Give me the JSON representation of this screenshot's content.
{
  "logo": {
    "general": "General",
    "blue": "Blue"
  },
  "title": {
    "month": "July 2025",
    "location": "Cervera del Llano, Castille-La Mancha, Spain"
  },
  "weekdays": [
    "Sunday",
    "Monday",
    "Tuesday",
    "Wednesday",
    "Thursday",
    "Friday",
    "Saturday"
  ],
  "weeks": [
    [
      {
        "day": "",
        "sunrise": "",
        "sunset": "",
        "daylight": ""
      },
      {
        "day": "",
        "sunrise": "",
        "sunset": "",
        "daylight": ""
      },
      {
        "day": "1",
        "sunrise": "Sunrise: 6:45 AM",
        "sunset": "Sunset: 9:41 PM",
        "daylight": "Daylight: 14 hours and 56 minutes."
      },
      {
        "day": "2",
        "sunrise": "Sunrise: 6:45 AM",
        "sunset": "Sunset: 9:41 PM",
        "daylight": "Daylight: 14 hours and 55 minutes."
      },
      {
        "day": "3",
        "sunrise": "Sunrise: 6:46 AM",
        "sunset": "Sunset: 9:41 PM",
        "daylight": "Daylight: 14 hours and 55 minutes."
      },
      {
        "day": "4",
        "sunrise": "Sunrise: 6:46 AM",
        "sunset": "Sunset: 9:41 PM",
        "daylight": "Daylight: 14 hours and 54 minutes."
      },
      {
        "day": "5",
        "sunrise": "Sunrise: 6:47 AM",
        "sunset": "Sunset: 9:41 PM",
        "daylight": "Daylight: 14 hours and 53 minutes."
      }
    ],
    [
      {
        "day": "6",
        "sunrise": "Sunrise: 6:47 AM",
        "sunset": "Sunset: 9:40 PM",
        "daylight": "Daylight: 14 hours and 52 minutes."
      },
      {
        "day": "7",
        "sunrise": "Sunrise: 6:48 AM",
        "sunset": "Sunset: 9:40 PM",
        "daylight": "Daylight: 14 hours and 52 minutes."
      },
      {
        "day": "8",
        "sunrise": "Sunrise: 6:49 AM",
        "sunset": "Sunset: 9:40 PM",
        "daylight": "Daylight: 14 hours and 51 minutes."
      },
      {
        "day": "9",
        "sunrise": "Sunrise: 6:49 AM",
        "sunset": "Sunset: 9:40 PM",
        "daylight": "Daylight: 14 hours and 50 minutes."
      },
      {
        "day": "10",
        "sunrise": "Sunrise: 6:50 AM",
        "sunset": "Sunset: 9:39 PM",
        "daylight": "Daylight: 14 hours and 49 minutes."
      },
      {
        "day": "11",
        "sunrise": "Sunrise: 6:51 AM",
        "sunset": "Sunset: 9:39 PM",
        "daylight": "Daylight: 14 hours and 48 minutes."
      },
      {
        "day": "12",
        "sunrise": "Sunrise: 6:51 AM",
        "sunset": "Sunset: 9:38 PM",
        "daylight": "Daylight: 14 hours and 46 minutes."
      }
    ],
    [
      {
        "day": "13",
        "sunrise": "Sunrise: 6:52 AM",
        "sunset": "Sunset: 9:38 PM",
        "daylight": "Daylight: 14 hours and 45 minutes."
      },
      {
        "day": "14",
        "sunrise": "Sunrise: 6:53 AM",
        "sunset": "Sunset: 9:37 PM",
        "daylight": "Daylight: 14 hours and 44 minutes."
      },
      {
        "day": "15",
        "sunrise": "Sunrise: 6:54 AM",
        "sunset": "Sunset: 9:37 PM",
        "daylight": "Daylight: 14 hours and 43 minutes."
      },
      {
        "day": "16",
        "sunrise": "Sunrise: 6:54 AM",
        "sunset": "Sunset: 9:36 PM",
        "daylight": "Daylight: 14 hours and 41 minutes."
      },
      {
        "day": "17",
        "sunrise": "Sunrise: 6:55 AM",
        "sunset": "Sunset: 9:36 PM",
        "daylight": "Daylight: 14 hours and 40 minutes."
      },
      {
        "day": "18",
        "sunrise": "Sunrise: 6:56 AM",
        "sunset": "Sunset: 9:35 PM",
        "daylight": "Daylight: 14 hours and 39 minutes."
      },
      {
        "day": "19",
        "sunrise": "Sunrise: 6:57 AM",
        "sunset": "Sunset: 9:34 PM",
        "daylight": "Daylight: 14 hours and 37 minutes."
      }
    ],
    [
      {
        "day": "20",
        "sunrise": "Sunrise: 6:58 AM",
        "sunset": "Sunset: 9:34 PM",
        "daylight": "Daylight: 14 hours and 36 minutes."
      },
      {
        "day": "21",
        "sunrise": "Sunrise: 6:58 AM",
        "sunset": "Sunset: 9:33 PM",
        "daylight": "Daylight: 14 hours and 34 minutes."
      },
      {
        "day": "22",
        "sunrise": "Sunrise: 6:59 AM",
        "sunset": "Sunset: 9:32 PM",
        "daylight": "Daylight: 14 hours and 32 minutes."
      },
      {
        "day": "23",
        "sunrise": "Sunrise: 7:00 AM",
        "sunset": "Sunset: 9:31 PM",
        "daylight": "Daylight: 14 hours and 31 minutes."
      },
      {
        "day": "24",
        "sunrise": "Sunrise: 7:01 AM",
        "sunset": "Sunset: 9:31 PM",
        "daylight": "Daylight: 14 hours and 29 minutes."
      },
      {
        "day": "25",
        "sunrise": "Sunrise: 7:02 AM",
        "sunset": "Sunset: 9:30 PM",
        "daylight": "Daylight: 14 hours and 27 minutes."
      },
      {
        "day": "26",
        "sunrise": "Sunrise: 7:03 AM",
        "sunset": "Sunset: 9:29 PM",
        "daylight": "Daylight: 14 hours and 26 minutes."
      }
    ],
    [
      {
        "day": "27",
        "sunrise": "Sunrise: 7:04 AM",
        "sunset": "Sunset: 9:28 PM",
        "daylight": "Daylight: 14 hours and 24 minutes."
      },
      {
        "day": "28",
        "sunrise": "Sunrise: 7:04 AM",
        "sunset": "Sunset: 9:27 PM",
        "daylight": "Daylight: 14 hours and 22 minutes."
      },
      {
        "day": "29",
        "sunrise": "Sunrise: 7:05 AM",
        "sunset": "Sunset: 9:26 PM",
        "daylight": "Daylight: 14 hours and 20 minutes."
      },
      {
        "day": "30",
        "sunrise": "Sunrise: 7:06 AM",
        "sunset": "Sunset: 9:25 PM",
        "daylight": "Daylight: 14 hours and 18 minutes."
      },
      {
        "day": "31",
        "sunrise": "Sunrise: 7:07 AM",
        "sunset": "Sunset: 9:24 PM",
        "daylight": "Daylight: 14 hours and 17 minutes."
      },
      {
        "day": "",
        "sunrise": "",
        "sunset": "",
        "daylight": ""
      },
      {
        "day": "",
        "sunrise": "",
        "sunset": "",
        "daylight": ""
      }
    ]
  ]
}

#### Goal of the exercise
Extract all the material, leaving every line as it is.

#### Task answer
Give me the JSON representation of this screenshot's content.
{
  "logo": {
    "general": "General",
    "blue": "Blue"
  },
  "title": {
    "month": "July 2025",
    "location": "Cervera del Llano, Castille-La Mancha, Spain"
  },
  "weekdays": [
    "Sunday",
    "Monday",
    "Tuesday",
    "Wednesday",
    "Thursday",
    "Friday",
    "Saturday"
  ],
  "weeks": [
    [
      {
        "day": "",
        "sunrise": "",
        "sunset": "",
        "daylight": ""
      },
      {
        "day": "",
        "sunrise": "",
        "sunset": "",
        "daylight": ""
      },
      {
        "day": "1",
        "sunrise": "Sunrise: 6:45 AM",
        "sunset": "Sunset: 9:41 PM",
        "daylight": "Daylight: 14 hours and 56 minutes."
      },
      {
        "day": "2",
        "sunrise": "Sunrise: 6:45 AM",
        "sunset": "Sunset: 9:41 PM",
        "daylight": "Daylight: 14 hours and 55 minutes."
      },
      {
        "day": "3",
        "sunrise": "Sunrise: 6:46 AM",
        "sunset": "Sunset: 9:41 PM",
        "daylight": "Daylight: 14 hours and 55 minutes."
      },
      {
        "day": "4",
        "sunrise": "Sunrise: 6:46 AM",
        "sunset": "Sunset: 9:41 PM",
        "daylight": "Daylight: 14 hours and 54 minutes."
      },
      {
        "day": "5",
        "sunrise": "Sunrise: 6:47 AM",
        "sunset": "Sunset: 9:41 PM",
        "daylight": "Daylight: 14 hours and 53 minutes."
      }
    ],
    [
      {
        "day": "6",
        "sunrise": "Sunrise: 6:47 AM",
        "sunset": "Sunset: 9:40 PM",
        "daylight": "Daylight: 14 hours and 52 minutes."
      },
      {
        "day": "7",
        "sunrise": "Sunrise: 6:48 AM",
        "sunset": "Sunset: 9:40 PM",
        "daylight": "Daylight: 14 hours and 52 minutes."
      },
      {
        "day": "8",
        "sunrise": "Sunrise: 6:49 AM",
        "sunset": "Sunset: 9:40 PM",
        "daylight": "Daylight: 14 hours and 51 minutes."
      },
      {
        "day": "9",
        "sunrise": "Sunrise: 6:49 AM",
        "sunset": "Sunset: 9:40 PM",
        "daylight": "Daylight: 14 hours and 50 minutes."
      },
      {
        "day": "10",
        "sunrise": "Sunrise: 6:50 AM",
        "sunset": "Sunset: 9:39 PM",
        "daylight": "Daylight: 14 hours and 49 minutes."
      },
      {
        "day": "11",
        "sunrise": "Sunrise: 6:51 AM",
        "sunset": "Sunset: 9:39 PM",
        "daylight": "Daylight: 14 hours and 48 minutes."
      },
      {
        "day": "12",
        "sunrise": "Sunrise: 6:51 AM",
        "sunset": "Sunset: 9:38 PM",
        "daylight": "Daylight: 14 hours and 46 minutes."
      }
    ],
    [
      {
        "day": "13",
        "sunrise": "Sunrise: 6:52 AM",
        "sunset": "Sunset: 9:38 PM",
        "daylight": "Daylight: 14 hours and 45 minutes."
      },
      {
        "day": "14",
        "sunrise": "Sunrise: 6:53 AM",
        "sunset": "Sunset: 9:37 PM",
        "daylight": "Daylight: 14 hours and 44 minutes."
      },
      {
        "day": "15",
        "sunrise": "Sunrise: 6:54 AM",
        "sunset": "Sunset: 9:37 PM",
        "daylight": "Daylight: 14 hours and 43 minutes."
      },
      {
        "day": "16",
        "sunrise": "Sunrise: 6:54 AM",
        "sunset": "Sunset: 9:36 PM",
        "daylight": "Daylight: 14 hours and 41 minutes."
      },
      {
        "day": "17",
        "sunrise": "Sunrise: 6:55 AM",
        "sunset": "Sunset: 9:36 PM",
        "daylight": "Daylight: 14 hours and 40 minutes."
      },
      {
        "day": "18",
        "sunrise": "Sunrise: 6:56 AM",
        "sunset": "Sunset: 9:35 PM",
        "daylight": "Daylight: 14 hours and 39 minutes."
      },
      {
        "day": "19",
        "sunrise": "Sunrise: 6:57 AM",
        "sunset": "Sunset: 9:34 PM",
        "daylight": "Daylight: 14 hours and 37 minutes."
      }
    ],
    [
      {
        "day": "20",
        "sunrise": "Sunrise: 6:58 AM",
        "sunset": "Sunset: 9:34 PM",
        "daylight": "Daylight: 14 hours and 36 minutes."
      },
      {
        "day": "21",
        "sunrise": "Sunrise: 6:58 AM",
        "sunset": "Sunset: 9:33 PM",
        "daylight": "Daylight: 14 hours and 34 minutes."
      },
      {
        "day": "22",
        "sunrise": "Sunrise: 6:59 AM",
        "sunset": "Sunset: 9:32 PM",
        "daylight": "Daylight: 14 hours and 32 minutes."
      },
      {
        "day": "23",
        "sunrise": "Sunrise: 7:00 AM",
        "sunset": "Sunset: 9:31 PM",
        "daylight": "Daylight: 14 hours and 31 minutes."
      },
      {
        "day": "24",
        "sunrise": "Sunrise: 7:01 AM",
        "sunset": "Sunset: 9:31 PM",
        "daylight": "Daylight: 14 hours and 29 minutes."
      },
      {
        "day": "25",
        "sunrise": "Sunrise: 7:02 AM",
        "sunset": "Sunset: 9:30 PM",
        "daylight": "Daylight: 14 hours and 27 minutes."
      },
      {
        "day": "26",
        "sunrise": "Sunrise: 7:03 AM",
        "sunset": "Sunset: 9:29 PM",
        "daylight": "Daylight: 14 hours and 26 minutes."
      }
    ],
    [
      {
        "day": "27",
        "sunrise": "Sunrise: 7:04 AM",
        "sunset": "Sunset: 9:28 PM",
        "daylight": "Daylight: 14 hours and 24 minutes."
      },
      {
        "day": "28",
        "sunrise": "Sunrise: 7:04 AM",
        "sunset": "Sunset: 9:27 PM",
        "daylight": "Daylight: 14 hours and 22 minutes."
      },
      {
        "day": "29",
        "sunrise": "Sunrise: 7:05 AM",
        "sunset": "Sunset: 9:26 PM",
        "daylight": "Daylight: 14 hours and 20 minutes."
      },
      {
        "day": "30",
        "sunrise": "Sunrise: 7:06 AM",
        "sunset": "Sunset: 9:25 PM",
        "daylight": "Daylight: 14 hours and 18 minutes."
      },
      {
        "day": "31",
        "sunrise": "Sunrise: 7:07 AM",
        "sunset": "Sunset: 9:24 PM",
        "daylight": "Daylight: 14 hours and 17 minutes."
      },
      {
        "day": "",
        "sunrise": "",
        "sunset": "",
        "daylight": ""
      },
      {
        "day": "",
        "sunrise": "",
        "sunset": "",
        "daylight": ""
      }
    ]
  ]
}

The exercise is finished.